Transcribe everything in the data word for word. Pictures are left out.
====== ENTRIES PROVIDED
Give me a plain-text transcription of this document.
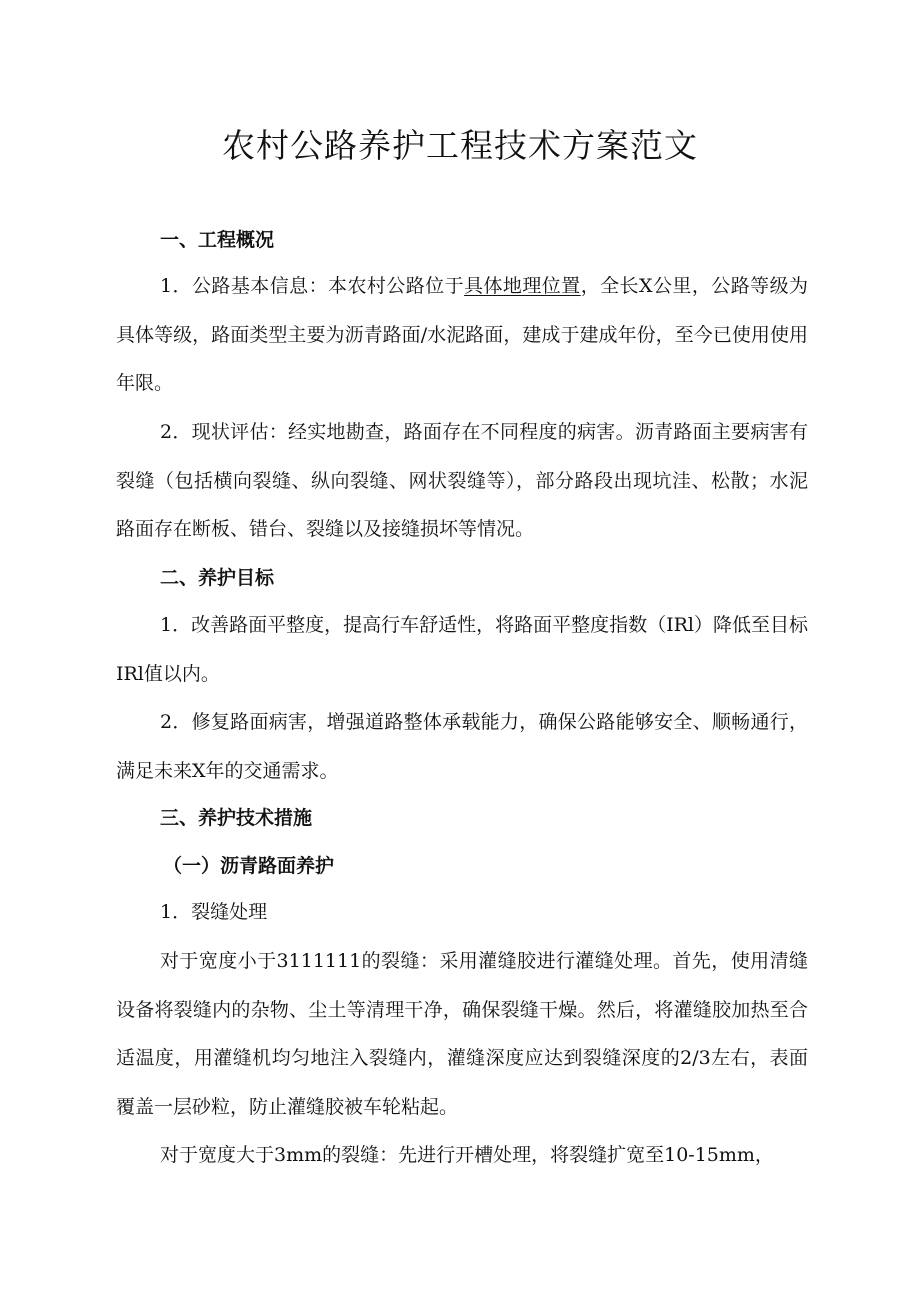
农村公路养护工程技术方案范文
一、工程概况

1．公路基本信息：本农村公路位于具体地理位置，全长X公里，公路等级为具体等级，路面类型主要为沥青路面/水泥路面，建成于建成年份，至今已使用使用年限。

2．现状评估：经实地勘查，路面存在不同程度的病害。沥青路面主要病害有裂缝（包括横向裂缝、纵向裂缝、网状裂缝等），部分路段出现坑洼、松散；水泥路面存在断板、错台、裂缝以及接缝损坏等情况。

二、养护目标

1．改善路面平整度，提高行车舒适性，将路面平整度指数（IRl）降低至目标IRl值以内。

2．修复路面病害，增强道路整体承载能力，确保公路能够安全、顺畅通行，满足未来X年的交通需求。

三、养护技术措施
（一）沥青路面养护

1．裂缝处理

对于宽度小于3111111的裂缝：采用灌缝胶进行灌缝处理。首先，使用清缝设备将裂缝内的杂物、尘土等清理干净，确保裂缝干燥。然后，将灌缝胶加热至合适温度，用灌缝机均匀地注入裂缝内，灌缝深度应达到裂缝深度的2/3左右，表面覆盖一层砂粒，防止灌缝胶被车轮粘起。

对于宽度大于3mm的裂缝：先进行开槽处理，将裂缝扩宽至10-15mm，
============
RESULT OF THE TASK:
Give me a plain-text transcription of this document.
农村公路养护工程技术方案范文
一、工程概况

1．公路基本信息：本农村公路位于具体地理位置，全长X公里，公路等级为具体等级，路面类型主要为沥青路面/水泥路面，建成于建成年份，至今已使用使用年限。

2．现状评估：经实地勘查，路面存在不同程度的病害。沥青路面主要病害有裂缝（包括横向裂缝、纵向裂缝、网状裂缝等），部分路段出现坑洼、松散；水泥路面存在断板、错台、裂缝以及接缝损坏等情况。

二、养护目标

1．改善路面平整度，提高行车舒适性，将路面平整度指数（IRl）降低至目标IRl值以内。

2．修复路面病害，增强道路整体承载能力，确保公路能够安全、顺畅通行，满足未来X年的交通需求。

三、养护技术措施
（一）沥青路面养护

1．裂缝处理

对于宽度小于3111111的裂缝：采用灌缝胶进行灌缝处理。首先，使用清缝设备将裂缝内的杂物、尘土等清理干净，确保裂缝干燥。然后，将灌缝胶加热至合适温度，用灌缝机均匀地注入裂缝内，灌缝深度应达到裂缝深度的2/3左右，表面覆盖一层砂粒，防止灌缝胶被车轮粘起。

对于宽度大于3mm的裂缝：先进行开槽处理，将裂缝扩宽至10-15mm，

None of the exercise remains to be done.